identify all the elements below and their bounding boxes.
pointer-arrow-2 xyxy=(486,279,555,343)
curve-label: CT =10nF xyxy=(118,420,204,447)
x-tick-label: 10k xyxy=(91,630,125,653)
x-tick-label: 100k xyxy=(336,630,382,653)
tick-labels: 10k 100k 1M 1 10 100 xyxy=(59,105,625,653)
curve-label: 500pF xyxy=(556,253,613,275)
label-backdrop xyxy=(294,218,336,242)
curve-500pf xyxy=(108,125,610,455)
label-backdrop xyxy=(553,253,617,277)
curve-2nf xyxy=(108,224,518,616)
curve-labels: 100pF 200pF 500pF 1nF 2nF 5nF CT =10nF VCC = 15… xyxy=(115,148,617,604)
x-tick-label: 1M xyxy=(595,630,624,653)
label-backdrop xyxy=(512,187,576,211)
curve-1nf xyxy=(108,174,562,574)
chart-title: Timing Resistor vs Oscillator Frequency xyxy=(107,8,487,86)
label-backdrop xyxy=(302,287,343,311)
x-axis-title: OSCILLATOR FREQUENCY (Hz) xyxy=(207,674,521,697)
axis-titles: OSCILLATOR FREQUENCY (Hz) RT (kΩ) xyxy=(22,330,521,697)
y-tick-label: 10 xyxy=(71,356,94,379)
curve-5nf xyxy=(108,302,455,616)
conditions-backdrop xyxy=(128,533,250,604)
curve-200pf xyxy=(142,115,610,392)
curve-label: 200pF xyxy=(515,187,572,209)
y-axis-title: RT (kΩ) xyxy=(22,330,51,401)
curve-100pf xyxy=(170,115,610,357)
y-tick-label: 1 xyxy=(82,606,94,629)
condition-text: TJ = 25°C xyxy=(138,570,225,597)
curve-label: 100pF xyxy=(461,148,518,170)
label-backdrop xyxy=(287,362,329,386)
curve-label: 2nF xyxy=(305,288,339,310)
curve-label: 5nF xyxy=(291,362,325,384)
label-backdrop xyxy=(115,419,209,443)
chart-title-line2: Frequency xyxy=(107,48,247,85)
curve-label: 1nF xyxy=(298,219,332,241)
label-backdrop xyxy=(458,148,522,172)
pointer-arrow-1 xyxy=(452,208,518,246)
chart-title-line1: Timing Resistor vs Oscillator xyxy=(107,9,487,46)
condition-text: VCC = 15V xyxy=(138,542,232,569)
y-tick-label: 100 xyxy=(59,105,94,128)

------------------------

> _What this task involves_: Return the listing above verbatim, from its first line through the line containing "curve-labels: 100pF 200pF", with both ends included.

> _Written reply_:
identify all the elements below and their bounding boxes.
pointer-arrow-2 xyxy=(486,279,555,343)
curve-label: CT =10nF xyxy=(118,420,204,447)
x-tick-label: 10k xyxy=(91,630,125,653)
x-tick-label: 100k xyxy=(336,630,382,653)
tick-labels: 10k 100k 1M 1 10 100 xyxy=(59,105,625,653)
curve-label: 500pF xyxy=(556,253,613,275)
label-backdrop xyxy=(294,218,336,242)
curve-500pf xyxy=(108,125,610,455)
label-backdrop xyxy=(553,253,617,277)
curve-2nf xyxy=(108,224,518,616)
curve-labels: 100pF 200pF 500pF 1nF 2nF 5nF CT =10nF VCC = 15… xyxy=(115,148,617,604)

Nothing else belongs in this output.